## Work instructions:
No images are to be carried over; print all other material exactly as it stands.

## Information given:
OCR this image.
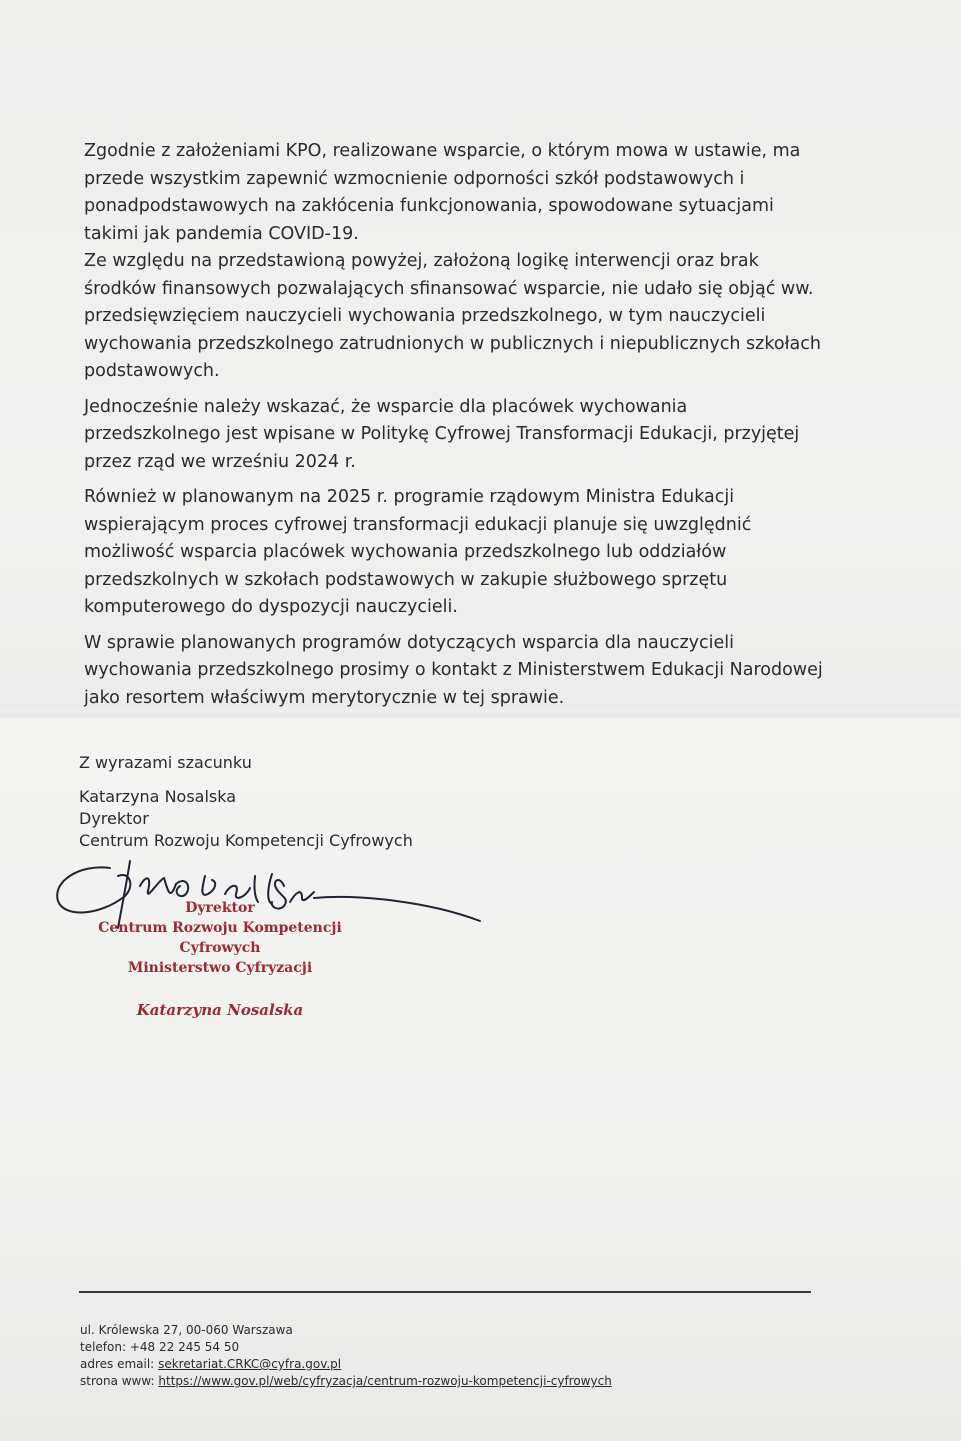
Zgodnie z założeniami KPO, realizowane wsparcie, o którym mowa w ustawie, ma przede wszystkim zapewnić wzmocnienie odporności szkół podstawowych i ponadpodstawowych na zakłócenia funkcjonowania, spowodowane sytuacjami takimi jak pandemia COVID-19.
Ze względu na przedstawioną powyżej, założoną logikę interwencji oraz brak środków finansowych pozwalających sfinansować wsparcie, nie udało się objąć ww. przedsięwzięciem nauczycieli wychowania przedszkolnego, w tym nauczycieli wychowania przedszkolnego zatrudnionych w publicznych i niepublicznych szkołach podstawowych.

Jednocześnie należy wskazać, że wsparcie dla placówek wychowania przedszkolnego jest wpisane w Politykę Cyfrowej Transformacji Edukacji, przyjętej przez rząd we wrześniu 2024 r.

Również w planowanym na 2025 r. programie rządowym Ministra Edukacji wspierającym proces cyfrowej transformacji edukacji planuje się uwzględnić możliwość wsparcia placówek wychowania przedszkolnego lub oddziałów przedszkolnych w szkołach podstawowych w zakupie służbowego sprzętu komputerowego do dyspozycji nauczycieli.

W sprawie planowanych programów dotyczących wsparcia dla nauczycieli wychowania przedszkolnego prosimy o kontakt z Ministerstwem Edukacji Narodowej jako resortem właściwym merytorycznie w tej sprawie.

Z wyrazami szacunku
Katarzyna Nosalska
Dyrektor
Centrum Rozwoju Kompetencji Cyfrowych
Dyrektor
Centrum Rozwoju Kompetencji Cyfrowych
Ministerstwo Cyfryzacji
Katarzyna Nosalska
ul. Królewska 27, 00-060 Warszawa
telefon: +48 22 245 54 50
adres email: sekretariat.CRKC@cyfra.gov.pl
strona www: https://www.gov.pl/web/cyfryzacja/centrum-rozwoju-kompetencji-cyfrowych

## Reply to the task:
OCR this image.
Zgodnie z założeniami KPO, realizowane wsparcie, o którym mowa w ustawie, ma przede wszystkim zapewnić wzmocnienie odporności szkół podstawowych i ponadpodstawowych na zakłócenia funkcjonowania, spowodowane sytuacjami takimi jak pandemia COVID-19.
Ze względu na przedstawioną powyżej, założoną logikę interwencji oraz brak środków finansowych pozwalających sfinansować wsparcie, nie udało się objąć ww. przedsięwzięciem nauczycieli wychowania przedszkolnego, w tym nauczycieli wychowania przedszkolnego zatrudnionych w publicznych i niepublicznych szkołach podstawowych.

Jednocześnie należy wskazać, że wsparcie dla placówek wychowania przedszkolnego jest wpisane w Politykę Cyfrowej Transformacji Edukacji, przyjętej przez rząd we wrześniu 2024 r.

Również w planowanym na 2025 r. programie rządowym Ministra Edukacji wspierającym proces cyfrowej transformacji edukacji planuje się uwzględnić możliwość wsparcia placówek wychowania przedszkolnego lub oddziałów przedszkolnych w szkołach podstawowych w zakupie służbowego sprzętu komputerowego do dyspozycji nauczycieli.

W sprawie planowanych programów dotyczących wsparcia dla nauczycieli wychowania przedszkolnego prosimy o kontakt z Ministerstwem Edukacji Narodowej jako resortem właściwym merytorycznie w tej sprawie.

Z wyrazami szacunku
Katarzyna Nosalska
Dyrektor
Centrum Rozwoju Kompetencji Cyfrowych
Dyrektor
Centrum Rozwoju Kompetencji Cyfrowych
Ministerstwo Cyfryzacji
Katarzyna Nosalska
ul. Królewska 27, 00-060 Warszawa
telefon: +48 22 245 54 50
adres email: sekretariat.CRKC@cyfra.gov.pl
strona www: https://www.gov.pl/web/cyfryzacja/centrum-rozwoju-kompetencji-cyfrowych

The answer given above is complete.